● Что нужно сделать:
a. По тексту о публикации «Сказки о тройке» ответьте на вопросы:
(i) В каком году и в каком журнале впервые вышла повесть?
(ii) Кто прислал повесть из Москвы?
(iii) В каком журнале повесть была опубликована в 1988 году?
b. Перепечатайте из текста о публикации «Сказки о тройке» отрывок между словами «Мне тоже стало» и «пришли приветствовать Вунюкова?» включительно.
c. Напишите, что идёт дальше в тексте о публикации «Сказки о тройке», начиная после его последнего предложения.

● Фрагмент текста:
- - -

Найти в Дзене

Заседание тройки

Обложки 4 и 5 номеров журнала "Ангара" за 1968 год.
Обложки 4 и 5 номеров журнала "Ангара" за 1968 год.

В 1968 году в провинциальном иркутском журнале "Ангара" тихо и незаметно вышла ставшая самой скандальной публикацией братьев Стругацких сатирическая повесть "Сказка о тройке". Тогдашний редактор журнала Юрий Самсонов готовил фантастический номер и на обложку гордо были вынесены имена братьев Стругацких, Рэя Брэдбери, Ариадны Громовой, Рафаила Нудельман и примкнувших к ним местных авторов. Однако в скором времени публикация попала на стол к секретарю ЦК Демичеву, тому самому, с которым впоследствии наивно пытался наладить диалог И.А. Ефремов. И грянул гром. Досталось и обкомовской верхушки, а о том как вершили суд над теми, кто осмелился вынести данную крамолу на страницы официального печатного издания рассказал главный редактор "Ангары" Юрий Самсонов уже в начале девяностых. Итак история о том, как обкомовская "тройка" судила "Сказку о тройке":

Ю.С. "Сказку о Тройке" братьев Стругацких и груду других фантастических рассказов разных авторов по моей просьбе выслала Ариадна Громова из Москвы.

На заседании редколлегии я сообщил о содержимом редакционного портфеля. Вскоре последовал звонок инструктора обкома Дмитрия Милюкова:

- Ты сказал, что собираешься печатать Булгакова и Аксёнова?

- Я сказал, что имею их в портфеле.

- Ясно.

Мне тоже стало ясно, что остаётся печатать фантастический номер. А фантастики, привозной и местной, хватало на два. Стало быть, напечатаем два.

Рассказы были относительно безобидны. Зато "Сказка"!..

"Сказка о Тройке" - продолжение повести "Понедельник начинается в субботу". На тринадцатый этаж всё того же здания научно-исследовательского института чародейства и волшебства (НИИЧАВО) направилась комиссия во главе с товарищем Вунюковым, узурпировала там власть и, пользуясь Круглой Печатью, творит расправу над разного рода необъяснимыми явлениями. Впрочем, нет смысла пересказывать содержание повести, она опубликована в 1988 году в журнале "Смена".

Я позвонил Ариадне Громовой:

- Слушай, может, убрать откровенное хулиганство - хоть этот эпизод с пионерами, которые пришли приветствовать Вунюкова?

- Не смей ничего убирать. Лучше уж не печатай.

Поразмыслив, я решил, что она права: что могли изменить поправки?

- - -

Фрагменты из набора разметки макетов
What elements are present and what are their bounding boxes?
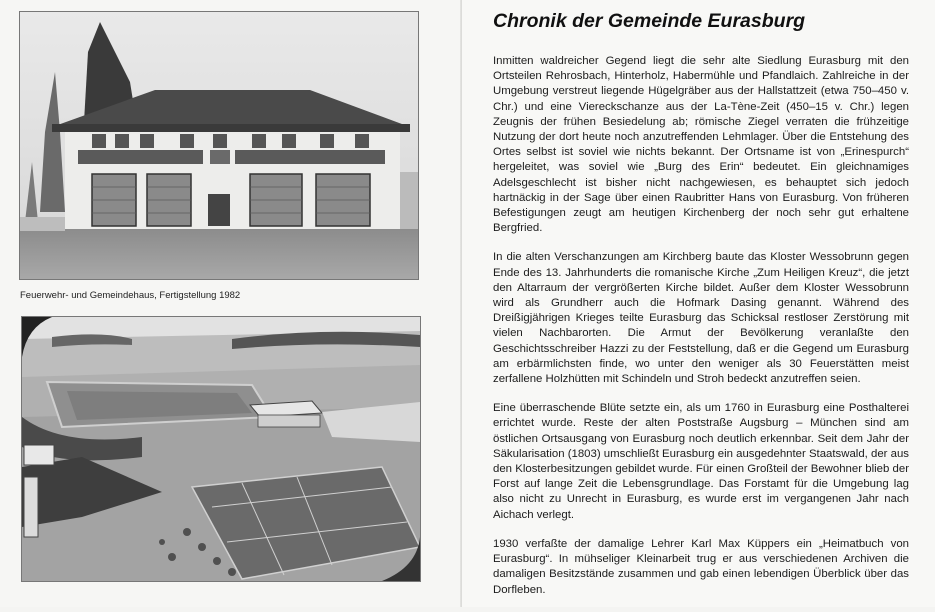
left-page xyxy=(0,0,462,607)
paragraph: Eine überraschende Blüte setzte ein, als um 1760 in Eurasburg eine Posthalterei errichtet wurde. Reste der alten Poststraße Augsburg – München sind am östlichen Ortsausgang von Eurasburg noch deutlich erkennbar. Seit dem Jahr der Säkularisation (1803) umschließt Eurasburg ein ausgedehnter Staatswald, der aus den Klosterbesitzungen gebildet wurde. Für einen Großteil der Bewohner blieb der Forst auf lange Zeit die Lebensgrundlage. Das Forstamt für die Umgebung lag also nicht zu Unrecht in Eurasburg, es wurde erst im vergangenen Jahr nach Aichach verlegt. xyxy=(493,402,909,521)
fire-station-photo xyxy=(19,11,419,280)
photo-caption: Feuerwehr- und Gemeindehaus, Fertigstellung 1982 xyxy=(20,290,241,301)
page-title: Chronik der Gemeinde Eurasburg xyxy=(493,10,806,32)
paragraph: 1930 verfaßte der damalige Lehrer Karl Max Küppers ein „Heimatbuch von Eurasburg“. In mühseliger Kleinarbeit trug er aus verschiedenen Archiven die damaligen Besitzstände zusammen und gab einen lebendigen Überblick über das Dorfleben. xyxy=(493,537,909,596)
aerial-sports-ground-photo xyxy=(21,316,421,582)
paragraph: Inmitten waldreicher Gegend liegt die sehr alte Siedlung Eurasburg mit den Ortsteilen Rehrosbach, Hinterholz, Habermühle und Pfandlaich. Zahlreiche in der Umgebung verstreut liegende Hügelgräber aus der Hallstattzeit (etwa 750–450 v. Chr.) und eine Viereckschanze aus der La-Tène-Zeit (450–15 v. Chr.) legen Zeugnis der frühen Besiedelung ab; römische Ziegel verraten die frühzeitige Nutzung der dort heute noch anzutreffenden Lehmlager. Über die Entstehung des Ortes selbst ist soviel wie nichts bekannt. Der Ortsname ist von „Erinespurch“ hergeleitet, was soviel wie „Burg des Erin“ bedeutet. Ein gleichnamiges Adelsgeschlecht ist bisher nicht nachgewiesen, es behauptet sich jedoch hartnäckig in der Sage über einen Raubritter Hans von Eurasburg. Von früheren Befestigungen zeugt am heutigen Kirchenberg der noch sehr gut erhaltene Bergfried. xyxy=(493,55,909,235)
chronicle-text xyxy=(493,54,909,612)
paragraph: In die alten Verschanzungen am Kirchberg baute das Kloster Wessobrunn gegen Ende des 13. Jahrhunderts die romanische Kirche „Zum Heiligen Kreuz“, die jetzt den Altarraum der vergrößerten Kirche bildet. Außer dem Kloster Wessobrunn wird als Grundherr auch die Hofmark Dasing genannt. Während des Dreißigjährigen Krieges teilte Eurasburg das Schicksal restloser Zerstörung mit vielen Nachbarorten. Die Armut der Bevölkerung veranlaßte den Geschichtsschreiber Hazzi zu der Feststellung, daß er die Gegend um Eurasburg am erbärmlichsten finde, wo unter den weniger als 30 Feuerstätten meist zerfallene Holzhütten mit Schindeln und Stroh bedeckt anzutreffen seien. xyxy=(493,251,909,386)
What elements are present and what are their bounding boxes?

- - -

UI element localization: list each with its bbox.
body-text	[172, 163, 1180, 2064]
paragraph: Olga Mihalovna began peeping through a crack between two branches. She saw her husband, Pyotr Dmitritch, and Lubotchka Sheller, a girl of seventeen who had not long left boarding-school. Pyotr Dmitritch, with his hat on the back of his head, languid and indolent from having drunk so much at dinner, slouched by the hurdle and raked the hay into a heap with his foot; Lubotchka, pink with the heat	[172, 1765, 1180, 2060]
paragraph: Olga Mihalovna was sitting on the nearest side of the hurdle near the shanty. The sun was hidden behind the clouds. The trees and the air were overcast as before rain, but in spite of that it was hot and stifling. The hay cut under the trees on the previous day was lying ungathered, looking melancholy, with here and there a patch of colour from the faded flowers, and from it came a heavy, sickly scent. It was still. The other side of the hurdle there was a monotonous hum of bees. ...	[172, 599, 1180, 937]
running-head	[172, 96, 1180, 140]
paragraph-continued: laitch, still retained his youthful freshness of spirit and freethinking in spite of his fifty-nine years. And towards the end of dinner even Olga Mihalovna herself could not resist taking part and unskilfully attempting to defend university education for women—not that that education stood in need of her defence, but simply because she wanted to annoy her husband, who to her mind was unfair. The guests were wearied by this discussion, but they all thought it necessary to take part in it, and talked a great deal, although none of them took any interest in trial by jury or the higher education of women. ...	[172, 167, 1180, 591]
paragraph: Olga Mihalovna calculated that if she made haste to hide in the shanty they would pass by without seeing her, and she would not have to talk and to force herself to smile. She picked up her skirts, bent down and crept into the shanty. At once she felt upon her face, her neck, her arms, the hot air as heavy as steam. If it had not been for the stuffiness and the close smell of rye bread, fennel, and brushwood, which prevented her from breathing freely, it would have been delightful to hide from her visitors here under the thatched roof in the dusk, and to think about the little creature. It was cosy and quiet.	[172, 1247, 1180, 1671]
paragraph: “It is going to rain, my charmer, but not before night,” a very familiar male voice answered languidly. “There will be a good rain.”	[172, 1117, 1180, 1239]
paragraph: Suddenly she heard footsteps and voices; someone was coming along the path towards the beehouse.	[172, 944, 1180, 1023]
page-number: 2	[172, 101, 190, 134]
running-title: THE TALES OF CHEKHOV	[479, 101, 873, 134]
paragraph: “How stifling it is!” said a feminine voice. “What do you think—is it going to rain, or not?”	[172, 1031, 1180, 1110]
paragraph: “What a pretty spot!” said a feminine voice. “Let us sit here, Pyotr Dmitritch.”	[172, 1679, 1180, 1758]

- - -

● Ответы:
a.
(i) В 1968 году, в иркутском журнале «Ангара».
(ii) Ариадна Громова.
(iii) В журнале «Смена».

b.
Мне тоже стало ясно, что остаётся печатать фантастический номер. А фантастики, привозной и местной, хватало на два. Стало быть, напечатаем два.

Рассказы были относительно безобидны. Зато "Сказка"!..

"Сказка о Тройке" - продолжение повести "Понедельник начинается в субботу". На тринадцатый этаж всё того же здания научно-исследовательского института чародейства и волшебства (НИИЧАВО) направилась комиссия во главе с товарищем Вунюковым, узурпировала там власть и, пользуясь Круглой Печатью, творит расправу над разного рода необъяснимыми явлениями. Впрочем, нет смысла пересказывать содержание повести, она опубликована в 1988 году в журнале "Смена".

Я позвонил Ариадне Громовой:

- Слушай, может, убрать откровенное хулиганство - хоть этот эпизод с пионерами, которые пришли приветствовать Вунюкова?

c.
В это время в Иркутск прилетел заместитель редактора журнала "Байкал", мой друг Владимир Бараев и рассказал, что в Улан-Удэ работает комиссия из двадцати трёх человек, разбирается с опубликованием повести "Улитка на склоне" всё тех же Стругацких - путь их пролегал по редакторским трупам.

- А я ставлю в номер "Сказку о Тройке".

- Поздравляю: к тебе тоже приедет комиссия. Держи мою объяснительную - авось пригодится.

Не пригодилась...

Повесть прошла без сучка и задоринки. В один альманах она не уместилась, и окончание пришлось перенести на следующий номер. Между двумя выпусками был перерыв примерно в два месяца, и я с опасением ждал, что начало повести дойдёт до более высокого начальства, последует запрет, и окончание повести не увидит свет. Но этого не произошло.

А время шло, я работал над составлением последующих номеров альманаха, всё было спокойно и тихо, но ощущение занесённого топора не проходило, хотя и запряталось в самую глубину.

И только в феврале ночью раздался звонок из Москвы:

- Ваш Антипин получил за тебя в ЦК взбучку, едет в ярости, готовься.

Взбучка, говорят, была получена от секретаря ЦК Демичева. Вопрос предложили рассмотреть на бюро обкома.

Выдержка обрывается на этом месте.